====== Dataset records ======

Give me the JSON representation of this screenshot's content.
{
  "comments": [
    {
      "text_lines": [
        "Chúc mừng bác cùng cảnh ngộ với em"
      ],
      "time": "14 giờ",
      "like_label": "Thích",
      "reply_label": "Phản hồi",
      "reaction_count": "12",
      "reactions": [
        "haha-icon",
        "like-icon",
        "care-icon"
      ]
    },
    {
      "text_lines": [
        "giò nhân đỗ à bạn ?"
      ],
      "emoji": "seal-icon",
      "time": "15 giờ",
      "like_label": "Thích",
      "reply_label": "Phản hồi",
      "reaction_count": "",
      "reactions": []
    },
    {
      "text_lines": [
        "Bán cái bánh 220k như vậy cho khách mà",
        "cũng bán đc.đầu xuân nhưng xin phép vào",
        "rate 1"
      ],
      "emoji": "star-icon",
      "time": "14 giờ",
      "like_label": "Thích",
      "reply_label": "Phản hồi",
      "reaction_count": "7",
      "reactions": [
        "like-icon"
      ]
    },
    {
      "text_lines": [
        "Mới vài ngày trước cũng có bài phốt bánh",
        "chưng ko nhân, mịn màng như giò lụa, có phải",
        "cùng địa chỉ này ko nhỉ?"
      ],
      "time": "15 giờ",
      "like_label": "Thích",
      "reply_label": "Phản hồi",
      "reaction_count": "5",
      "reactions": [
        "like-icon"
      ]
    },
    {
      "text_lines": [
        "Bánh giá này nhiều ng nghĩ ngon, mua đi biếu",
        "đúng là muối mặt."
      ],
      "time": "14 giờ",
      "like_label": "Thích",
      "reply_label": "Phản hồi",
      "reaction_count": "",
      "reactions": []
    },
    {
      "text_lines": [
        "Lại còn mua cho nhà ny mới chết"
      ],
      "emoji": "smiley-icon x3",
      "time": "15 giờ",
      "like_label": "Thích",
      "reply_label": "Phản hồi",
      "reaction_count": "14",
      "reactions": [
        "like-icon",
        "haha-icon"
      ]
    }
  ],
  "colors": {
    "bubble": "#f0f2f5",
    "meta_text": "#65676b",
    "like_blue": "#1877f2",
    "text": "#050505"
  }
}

======

**What is required:** Take the entries above and copy them out exactly.

**Exercise solution:**
Give me the JSON representation of this screenshot's content.
{
  "comments": [
    {
      "text_lines": [
        "Chúc mừng bác cùng cảnh ngộ với em"
      ],
      "time": "14 giờ",
      "like_label": "Thích",
      "reply_label": "Phản hồi",
      "reaction_count": "12",
      "reactions": [
        "haha-icon",
        "like-icon",
        "care-icon"
      ]
    },
    {
      "text_lines": [
        "giò nhân đỗ à bạn ?"
      ],
      "emoji": "seal-icon",
      "time": "15 giờ",
      "like_label": "Thích",
      "reply_label": "Phản hồi",
      "reaction_count": "",
      "reactions": []
    },
    {
      "text_lines": [
        "Bán cái bánh 220k như vậy cho khách mà",
        "cũng bán đc.đầu xuân nhưng xin phép vào",
        "rate 1"
      ],
      "emoji": "star-icon",
      "time": "14 giờ",
      "like_label": "Thích",
      "reply_label": "Phản hồi",
      "reaction_count": "7",
      "reactions": [
        "like-icon"
      ]
    },
    {
      "text_lines": [
        "Mới vài ngày trước cũng có bài phốt bánh",
        "chưng ko nhân, mịn màng như giò lụa, có phải",
        "cùng địa chỉ này ko nhỉ?"
      ],
      "time": "15 giờ",
      "like_label": "Thích",
      "reply_label": "Phản hồi",
      "reaction_count": "5",
      "reactions": [
        "like-icon"
      ]
    },
    {
      "text_lines": [
        "Bánh giá này nhiều ng nghĩ ngon, mua đi biếu",
        "đúng là muối mặt."
      ],
      "time": "14 giờ",
      "like_label": "Thích",
      "reply_label": "Phản hồi",
      "reaction_count": "",
      "reactions": []
    },
    {
      "text_lines": [
        "Lại còn mua cho nhà ny mới chết"
      ],
      "emoji": "smiley-icon x3",
      "time": "15 giờ",
      "like_label": "Thích",
      "reply_label": "Phản hồi",
      "reaction_count": "14",
      "reactions": [
        "like-icon",
        "haha-icon"
      ]
    }
  ],
  "colors": {
    "bubble": "#f0f2f5",
    "meta_text": "#65676b",
    "like_blue": "#1877f2",
    "text": "#050505"
  }
}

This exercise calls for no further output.